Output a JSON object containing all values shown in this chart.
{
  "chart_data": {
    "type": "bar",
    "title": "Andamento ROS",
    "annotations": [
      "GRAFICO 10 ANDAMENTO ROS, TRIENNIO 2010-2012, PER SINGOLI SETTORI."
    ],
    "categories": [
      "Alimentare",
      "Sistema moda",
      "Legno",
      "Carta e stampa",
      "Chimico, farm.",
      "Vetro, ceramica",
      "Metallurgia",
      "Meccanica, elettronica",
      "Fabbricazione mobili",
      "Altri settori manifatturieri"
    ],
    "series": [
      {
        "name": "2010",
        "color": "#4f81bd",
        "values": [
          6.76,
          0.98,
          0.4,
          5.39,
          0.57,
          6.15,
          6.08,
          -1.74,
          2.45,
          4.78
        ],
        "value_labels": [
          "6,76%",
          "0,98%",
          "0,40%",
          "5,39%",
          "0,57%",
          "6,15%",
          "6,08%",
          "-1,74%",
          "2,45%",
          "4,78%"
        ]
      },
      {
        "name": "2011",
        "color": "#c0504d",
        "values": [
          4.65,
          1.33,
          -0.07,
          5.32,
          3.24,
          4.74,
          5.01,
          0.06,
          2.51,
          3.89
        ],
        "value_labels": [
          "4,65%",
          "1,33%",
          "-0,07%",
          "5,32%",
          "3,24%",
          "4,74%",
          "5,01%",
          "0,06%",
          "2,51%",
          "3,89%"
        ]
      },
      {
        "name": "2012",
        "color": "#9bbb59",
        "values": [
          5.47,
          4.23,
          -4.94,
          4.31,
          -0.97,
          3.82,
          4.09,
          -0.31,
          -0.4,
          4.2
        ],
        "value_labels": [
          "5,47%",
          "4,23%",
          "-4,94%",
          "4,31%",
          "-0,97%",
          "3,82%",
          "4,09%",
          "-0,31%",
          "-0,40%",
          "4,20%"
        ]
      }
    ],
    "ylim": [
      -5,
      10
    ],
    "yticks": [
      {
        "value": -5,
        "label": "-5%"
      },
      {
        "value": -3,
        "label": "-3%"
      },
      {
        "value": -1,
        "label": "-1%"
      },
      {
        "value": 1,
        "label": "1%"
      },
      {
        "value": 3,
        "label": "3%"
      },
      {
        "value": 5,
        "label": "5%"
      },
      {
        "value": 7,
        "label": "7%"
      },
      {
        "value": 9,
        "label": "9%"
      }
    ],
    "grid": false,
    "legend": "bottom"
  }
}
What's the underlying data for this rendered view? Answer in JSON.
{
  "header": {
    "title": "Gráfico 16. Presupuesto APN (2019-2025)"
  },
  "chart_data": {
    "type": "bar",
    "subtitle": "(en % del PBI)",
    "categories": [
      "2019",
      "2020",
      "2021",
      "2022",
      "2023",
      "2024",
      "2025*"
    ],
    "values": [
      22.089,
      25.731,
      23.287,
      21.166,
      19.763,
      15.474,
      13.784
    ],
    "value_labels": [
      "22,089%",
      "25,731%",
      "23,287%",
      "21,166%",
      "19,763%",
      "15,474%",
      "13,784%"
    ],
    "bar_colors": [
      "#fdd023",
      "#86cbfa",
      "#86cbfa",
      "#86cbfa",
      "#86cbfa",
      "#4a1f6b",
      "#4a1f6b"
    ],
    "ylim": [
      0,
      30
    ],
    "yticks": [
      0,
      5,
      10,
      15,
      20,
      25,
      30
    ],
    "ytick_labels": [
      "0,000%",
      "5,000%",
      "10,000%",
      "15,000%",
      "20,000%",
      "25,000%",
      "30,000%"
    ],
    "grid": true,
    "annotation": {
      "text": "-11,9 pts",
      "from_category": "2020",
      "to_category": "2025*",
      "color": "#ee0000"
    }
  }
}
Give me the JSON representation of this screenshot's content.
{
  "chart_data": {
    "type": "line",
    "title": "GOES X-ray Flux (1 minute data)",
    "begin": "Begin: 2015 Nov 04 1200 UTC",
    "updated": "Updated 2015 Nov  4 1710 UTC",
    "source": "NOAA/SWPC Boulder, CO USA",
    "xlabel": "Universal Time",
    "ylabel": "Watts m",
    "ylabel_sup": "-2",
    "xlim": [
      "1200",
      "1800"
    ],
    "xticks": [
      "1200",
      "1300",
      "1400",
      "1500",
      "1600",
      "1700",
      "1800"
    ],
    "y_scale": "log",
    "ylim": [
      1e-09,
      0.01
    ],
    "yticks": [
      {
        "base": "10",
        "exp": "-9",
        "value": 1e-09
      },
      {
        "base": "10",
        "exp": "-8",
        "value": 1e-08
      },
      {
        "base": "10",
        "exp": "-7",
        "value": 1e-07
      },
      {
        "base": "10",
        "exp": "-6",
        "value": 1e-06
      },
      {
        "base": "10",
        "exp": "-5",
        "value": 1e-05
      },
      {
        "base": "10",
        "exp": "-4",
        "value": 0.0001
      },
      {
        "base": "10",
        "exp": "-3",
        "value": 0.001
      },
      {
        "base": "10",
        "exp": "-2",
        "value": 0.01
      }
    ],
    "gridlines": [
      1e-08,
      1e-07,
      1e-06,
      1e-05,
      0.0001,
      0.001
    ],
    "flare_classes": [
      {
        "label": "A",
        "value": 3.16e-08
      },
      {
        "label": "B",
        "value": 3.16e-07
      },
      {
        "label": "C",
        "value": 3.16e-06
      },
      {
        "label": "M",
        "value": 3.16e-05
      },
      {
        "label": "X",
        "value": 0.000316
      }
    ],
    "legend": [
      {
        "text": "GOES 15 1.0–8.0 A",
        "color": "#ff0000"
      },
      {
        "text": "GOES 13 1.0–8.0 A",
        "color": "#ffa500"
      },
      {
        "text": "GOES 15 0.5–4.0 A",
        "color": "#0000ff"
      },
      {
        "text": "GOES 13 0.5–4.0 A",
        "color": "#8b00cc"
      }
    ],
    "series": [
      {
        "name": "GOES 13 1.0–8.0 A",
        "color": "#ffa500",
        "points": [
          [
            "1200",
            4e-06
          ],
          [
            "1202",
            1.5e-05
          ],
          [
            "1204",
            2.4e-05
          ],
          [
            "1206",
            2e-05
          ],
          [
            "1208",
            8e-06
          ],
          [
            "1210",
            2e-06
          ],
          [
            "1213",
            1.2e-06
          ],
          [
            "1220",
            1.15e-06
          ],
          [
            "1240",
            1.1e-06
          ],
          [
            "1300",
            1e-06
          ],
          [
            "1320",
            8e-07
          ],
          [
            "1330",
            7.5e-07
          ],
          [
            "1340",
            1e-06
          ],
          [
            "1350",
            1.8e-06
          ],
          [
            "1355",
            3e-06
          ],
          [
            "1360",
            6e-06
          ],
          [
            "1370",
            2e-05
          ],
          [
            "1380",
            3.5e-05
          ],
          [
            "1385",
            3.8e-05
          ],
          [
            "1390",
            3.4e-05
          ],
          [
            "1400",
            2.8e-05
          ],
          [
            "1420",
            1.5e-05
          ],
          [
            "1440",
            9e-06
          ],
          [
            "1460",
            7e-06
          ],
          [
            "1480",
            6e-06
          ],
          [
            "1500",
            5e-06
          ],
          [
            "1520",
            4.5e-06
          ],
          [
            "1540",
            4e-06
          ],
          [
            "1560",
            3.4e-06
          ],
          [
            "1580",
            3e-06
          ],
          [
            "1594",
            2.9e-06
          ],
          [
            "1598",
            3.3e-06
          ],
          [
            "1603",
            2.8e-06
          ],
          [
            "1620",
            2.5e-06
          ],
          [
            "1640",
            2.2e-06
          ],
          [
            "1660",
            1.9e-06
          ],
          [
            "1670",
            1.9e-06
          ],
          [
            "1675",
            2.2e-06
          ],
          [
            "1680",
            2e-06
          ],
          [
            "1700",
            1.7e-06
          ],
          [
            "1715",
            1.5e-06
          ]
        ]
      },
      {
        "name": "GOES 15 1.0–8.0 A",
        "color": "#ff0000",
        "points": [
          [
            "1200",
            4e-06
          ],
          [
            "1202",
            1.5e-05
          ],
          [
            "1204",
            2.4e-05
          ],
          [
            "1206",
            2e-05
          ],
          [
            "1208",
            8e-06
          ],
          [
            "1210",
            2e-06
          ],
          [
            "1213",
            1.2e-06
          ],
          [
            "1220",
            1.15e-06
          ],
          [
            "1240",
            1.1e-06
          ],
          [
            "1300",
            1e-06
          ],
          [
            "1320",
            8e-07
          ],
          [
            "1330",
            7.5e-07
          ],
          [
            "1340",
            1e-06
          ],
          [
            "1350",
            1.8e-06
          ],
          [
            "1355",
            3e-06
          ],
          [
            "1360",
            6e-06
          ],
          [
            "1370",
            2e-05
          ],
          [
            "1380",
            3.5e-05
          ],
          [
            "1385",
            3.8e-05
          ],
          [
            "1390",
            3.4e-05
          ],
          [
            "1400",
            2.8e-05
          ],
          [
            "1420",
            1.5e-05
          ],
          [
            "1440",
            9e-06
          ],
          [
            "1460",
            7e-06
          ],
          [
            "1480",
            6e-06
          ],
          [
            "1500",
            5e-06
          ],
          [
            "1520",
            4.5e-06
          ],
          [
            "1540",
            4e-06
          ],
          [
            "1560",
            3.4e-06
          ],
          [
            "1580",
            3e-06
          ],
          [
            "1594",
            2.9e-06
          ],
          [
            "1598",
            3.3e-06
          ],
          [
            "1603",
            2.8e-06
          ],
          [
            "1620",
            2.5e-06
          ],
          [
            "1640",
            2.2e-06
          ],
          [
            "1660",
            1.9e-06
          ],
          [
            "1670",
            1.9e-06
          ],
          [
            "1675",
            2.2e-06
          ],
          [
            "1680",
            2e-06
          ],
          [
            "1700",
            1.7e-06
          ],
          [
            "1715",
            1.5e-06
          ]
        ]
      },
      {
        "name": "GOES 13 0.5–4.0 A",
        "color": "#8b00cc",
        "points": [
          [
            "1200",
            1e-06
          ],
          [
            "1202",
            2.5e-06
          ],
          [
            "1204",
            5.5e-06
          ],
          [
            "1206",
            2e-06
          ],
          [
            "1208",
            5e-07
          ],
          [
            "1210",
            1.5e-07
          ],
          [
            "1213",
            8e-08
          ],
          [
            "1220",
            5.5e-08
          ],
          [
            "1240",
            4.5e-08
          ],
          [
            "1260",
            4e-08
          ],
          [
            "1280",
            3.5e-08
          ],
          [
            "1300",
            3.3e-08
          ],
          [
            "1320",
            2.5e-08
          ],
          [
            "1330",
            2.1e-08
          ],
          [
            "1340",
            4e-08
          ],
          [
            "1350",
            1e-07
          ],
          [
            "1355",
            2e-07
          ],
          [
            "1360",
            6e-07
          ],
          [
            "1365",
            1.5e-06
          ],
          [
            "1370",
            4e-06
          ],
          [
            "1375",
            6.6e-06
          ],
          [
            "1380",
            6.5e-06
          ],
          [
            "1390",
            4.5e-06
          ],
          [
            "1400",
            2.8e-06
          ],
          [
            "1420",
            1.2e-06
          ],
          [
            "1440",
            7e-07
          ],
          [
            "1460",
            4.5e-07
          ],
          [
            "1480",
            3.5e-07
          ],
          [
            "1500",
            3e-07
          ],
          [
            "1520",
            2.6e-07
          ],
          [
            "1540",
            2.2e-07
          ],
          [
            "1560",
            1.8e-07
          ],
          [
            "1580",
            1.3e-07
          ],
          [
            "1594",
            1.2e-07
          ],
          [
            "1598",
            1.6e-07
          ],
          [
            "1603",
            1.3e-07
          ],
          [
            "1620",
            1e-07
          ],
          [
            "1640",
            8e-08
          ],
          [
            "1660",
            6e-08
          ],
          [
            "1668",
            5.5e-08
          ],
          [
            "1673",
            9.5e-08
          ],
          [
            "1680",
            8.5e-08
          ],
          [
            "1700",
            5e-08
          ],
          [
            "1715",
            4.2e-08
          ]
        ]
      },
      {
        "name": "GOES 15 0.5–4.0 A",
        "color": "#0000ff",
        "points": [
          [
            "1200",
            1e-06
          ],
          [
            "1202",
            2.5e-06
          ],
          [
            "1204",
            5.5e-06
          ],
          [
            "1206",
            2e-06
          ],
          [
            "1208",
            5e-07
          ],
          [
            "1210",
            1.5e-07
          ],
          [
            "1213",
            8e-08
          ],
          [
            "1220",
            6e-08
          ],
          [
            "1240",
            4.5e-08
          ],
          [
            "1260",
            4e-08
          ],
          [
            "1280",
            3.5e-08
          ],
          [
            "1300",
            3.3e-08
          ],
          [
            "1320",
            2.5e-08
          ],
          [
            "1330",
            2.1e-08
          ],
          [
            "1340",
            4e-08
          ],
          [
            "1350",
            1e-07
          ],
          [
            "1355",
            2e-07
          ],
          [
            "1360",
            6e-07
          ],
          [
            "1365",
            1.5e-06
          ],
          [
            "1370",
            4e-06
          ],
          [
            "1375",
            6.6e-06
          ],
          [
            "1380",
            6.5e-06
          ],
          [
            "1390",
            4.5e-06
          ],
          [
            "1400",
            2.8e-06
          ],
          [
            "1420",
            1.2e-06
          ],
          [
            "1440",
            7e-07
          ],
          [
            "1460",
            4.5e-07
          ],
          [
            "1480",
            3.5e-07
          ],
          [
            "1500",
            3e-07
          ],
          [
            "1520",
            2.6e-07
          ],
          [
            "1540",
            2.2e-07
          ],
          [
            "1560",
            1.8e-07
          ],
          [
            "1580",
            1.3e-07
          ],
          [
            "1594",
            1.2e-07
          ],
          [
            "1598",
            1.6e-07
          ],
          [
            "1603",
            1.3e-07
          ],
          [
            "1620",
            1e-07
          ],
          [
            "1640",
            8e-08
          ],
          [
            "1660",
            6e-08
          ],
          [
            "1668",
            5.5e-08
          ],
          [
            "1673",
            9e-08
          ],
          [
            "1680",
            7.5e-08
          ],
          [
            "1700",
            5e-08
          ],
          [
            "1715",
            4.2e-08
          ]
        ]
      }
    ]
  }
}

::::::::

Find the word "GOES" in the data and show each line that holds it.

■ **Worked solution**:
    "title": "GOES X-ray Flux (1 minute data)",
        "text": "GOES 15 1.0–8.0 A",
        "text": "GOES 13 1.0–8.0 A",
        "text": "GOES 15 0.5–4.0 A",
        "text": "GOES 13 0.5–4.0 A",
        "name": "GOES 13 1.0–8.0 A",
        "name": "GOES 15 1.0–8.0 A",
        "name": "GOES 13 0.5–4.0 A",
        "name": "GOES 15 0.5–4.0 A",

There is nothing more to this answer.